What the task asks: Output every line below without omitting or altering anything.

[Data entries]
+===+

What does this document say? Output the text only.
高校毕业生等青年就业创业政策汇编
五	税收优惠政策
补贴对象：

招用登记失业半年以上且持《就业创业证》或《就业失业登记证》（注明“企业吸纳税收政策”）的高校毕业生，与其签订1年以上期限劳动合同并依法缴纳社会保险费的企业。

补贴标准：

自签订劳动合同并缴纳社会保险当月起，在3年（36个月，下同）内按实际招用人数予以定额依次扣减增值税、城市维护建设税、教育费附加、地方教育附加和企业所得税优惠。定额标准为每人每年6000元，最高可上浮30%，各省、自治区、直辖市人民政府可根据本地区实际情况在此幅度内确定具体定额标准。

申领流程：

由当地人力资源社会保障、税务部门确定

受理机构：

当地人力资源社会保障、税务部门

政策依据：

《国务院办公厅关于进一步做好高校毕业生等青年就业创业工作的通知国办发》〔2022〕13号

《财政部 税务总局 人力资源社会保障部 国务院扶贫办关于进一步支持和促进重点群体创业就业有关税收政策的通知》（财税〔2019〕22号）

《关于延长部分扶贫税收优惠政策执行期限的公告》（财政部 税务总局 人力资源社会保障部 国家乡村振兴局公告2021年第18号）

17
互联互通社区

+===+

The solution:
What does this document say? Output the text only.
高校毕业生等青年就业创业政策汇编
五	税收优惠政策
补贴对象：

招用登记失业半年以上且持《就业创业证》或《就业失业登记证》（注明“企业吸纳税收政策”）的高校毕业生，与其签订1年以上期限劳动合同并依法缴纳社会保险费的企业。

补贴标准：

自签订劳动合同并缴纳社会保险当月起，在3年（36个月，下同）内按实际招用人数予以定额依次扣减增值税、城市维护建设税、教育费附加、地方教育附加和企业所得税优惠。定额标准为每人每年6000元，最高可上浮30%，各省、自治区、直辖市人民政府可根据本地区实际情况在此幅度内确定具体定额标准。

申领流程：

由当地人力资源社会保障、税务部门确定

受理机构：

当地人力资源社会保障、税务部门

政策依据：

《国务院办公厅关于进一步做好高校毕业生等青年就业创业工作的通知国办发》〔2022〕13号

《财政部 税务总局 人力资源社会保障部 国务院扶贫办关于进一步支持和促进重点群体创业就业有关税收政策的通知》（财税〔2019〕22号）

《关于延长部分扶贫税收优惠政策执行期限的公告》（财政部 税务总局 人力资源社会保障部 国家乡村振兴局公告2021年第18号）

17
互联互通社区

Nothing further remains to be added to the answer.